╭─ DATASET ROWS

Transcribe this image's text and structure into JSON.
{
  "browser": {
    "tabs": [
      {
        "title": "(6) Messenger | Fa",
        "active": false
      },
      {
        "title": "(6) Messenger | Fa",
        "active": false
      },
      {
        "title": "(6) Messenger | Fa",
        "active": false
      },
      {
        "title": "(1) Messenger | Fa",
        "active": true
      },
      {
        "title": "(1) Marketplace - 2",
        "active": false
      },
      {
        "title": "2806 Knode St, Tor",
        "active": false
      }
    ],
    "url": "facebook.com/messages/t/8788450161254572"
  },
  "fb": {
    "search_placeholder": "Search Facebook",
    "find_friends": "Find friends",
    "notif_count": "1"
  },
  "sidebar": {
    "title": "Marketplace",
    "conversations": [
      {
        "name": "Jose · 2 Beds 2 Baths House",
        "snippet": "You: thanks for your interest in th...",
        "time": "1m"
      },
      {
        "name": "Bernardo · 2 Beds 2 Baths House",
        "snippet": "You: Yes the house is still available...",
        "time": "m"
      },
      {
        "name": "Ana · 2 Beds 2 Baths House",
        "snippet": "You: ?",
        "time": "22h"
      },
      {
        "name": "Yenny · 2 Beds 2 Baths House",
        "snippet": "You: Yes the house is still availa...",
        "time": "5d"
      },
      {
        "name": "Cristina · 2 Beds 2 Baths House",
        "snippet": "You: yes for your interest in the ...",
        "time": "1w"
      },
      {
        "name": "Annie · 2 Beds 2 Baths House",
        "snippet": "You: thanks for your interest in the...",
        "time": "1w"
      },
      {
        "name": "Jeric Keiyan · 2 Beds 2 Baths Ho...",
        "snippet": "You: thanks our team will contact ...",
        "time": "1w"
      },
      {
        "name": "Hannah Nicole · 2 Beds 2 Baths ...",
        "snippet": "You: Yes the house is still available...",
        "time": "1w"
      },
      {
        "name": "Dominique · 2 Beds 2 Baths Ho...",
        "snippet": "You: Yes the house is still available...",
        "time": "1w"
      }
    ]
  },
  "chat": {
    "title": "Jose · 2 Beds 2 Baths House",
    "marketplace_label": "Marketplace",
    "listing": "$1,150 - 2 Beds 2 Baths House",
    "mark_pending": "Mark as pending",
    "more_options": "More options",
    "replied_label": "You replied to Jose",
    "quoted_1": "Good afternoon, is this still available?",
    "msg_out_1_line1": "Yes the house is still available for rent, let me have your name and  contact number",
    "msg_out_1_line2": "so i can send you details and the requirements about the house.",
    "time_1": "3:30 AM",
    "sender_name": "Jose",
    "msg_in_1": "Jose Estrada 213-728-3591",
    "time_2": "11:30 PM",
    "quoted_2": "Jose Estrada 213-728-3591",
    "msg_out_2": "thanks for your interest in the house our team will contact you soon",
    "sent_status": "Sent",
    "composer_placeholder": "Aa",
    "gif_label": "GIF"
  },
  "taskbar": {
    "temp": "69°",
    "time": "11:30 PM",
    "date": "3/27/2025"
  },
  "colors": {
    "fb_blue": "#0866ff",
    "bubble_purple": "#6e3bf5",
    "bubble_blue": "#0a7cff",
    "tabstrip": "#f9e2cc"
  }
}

╰─

* JOB: Without leaving anything out, give the entries again exactly.

* SOLUTION TO THE PROBLEM:
Transcribe this image's text and structure into JSON.
{
  "browser": {
    "tabs": [
      {
        "title": "(6) Messenger | Fa",
        "active": false
      },
      {
        "title": "(6) Messenger | Fa",
        "active": false
      },
      {
        "title": "(6) Messenger | Fa",
        "active": false
      },
      {
        "title": "(1) Messenger | Fa",
        "active": true
      },
      {
        "title": "(1) Marketplace - 2",
        "active": false
      },
      {
        "title": "2806 Knode St, Tor",
        "active": false
      }
    ],
    "url": "facebook.com/messages/t/8788450161254572"
  },
  "fb": {
    "search_placeholder": "Search Facebook",
    "find_friends": "Find friends",
    "notif_count": "1"
  },
  "sidebar": {
    "title": "Marketplace",
    "conversations": [
      {
        "name": "Jose · 2 Beds 2 Baths House",
        "snippet": "You: thanks for your interest in th...",
        "time": "1m"
      },
      {
        "name": "Bernardo · 2 Beds 2 Baths House",
        "snippet": "You: Yes the house is still available...",
        "time": "m"
      },
      {
        "name": "Ana · 2 Beds 2 Baths House",
        "snippet": "You: ?",
        "time": "22h"
      },
      {
        "name": "Yenny · 2 Beds 2 Baths House",
        "snippet": "You: Yes the house is still availa...",
        "time": "5d"
      },
      {
        "name": "Cristina · 2 Beds 2 Baths House",
        "snippet": "You: yes for your interest in the ...",
        "time": "1w"
      },
      {
        "name": "Annie · 2 Beds 2 Baths House",
        "snippet": "You: thanks for your interest in the...",
        "time": "1w"
      },
      {
        "name": "Jeric Keiyan · 2 Beds 2 Baths Ho...",
        "snippet": "You: thanks our team will contact ...",
        "time": "1w"
      },
      {
        "name": "Hannah Nicole · 2 Beds 2 Baths ...",
        "snippet": "You: Yes the house is still available...",
        "time": "1w"
      },
      {
        "name": "Dominique · 2 Beds 2 Baths Ho...",
        "snippet": "You: Yes the house is still available...",
        "time": "1w"
      }
    ]
  },
  "chat": {
    "title": "Jose · 2 Beds 2 Baths House",
    "marketplace_label": "Marketplace",
    "listing": "$1,150 - 2 Beds 2 Baths House",
    "mark_pending": "Mark as pending",
    "more_options": "More options",
    "replied_label": "You replied to Jose",
    "quoted_1": "Good afternoon, is this still available?",
    "msg_out_1_line1": "Yes the house is still available for rent, let me have your name and  contact number",
    "msg_out_1_line2": "so i can send you details and the requirements about the house.",
    "time_1": "3:30 AM",
    "sender_name": "Jose",
    "msg_in_1": "Jose Estrada 213-728-3591",
    "time_2": "11:30 PM",
    "quoted_2": "Jose Estrada 213-728-3591",
    "msg_out_2": "thanks for your interest in the house our team will contact you soon",
    "sent_status": "Sent",
    "composer_placeholder": "Aa",
    "gif_label": "GIF"
  },
  "taskbar": {
    "temp": "69°",
    "time": "11:30 PM",
    "date": "3/27/2025"
  },
  "colors": {
    "fb_blue": "#0866ff",
    "bubble_purple": "#6e3bf5",
    "bubble_blue": "#0a7cff",
    "tabstrip": "#f9e2cc"
  }
}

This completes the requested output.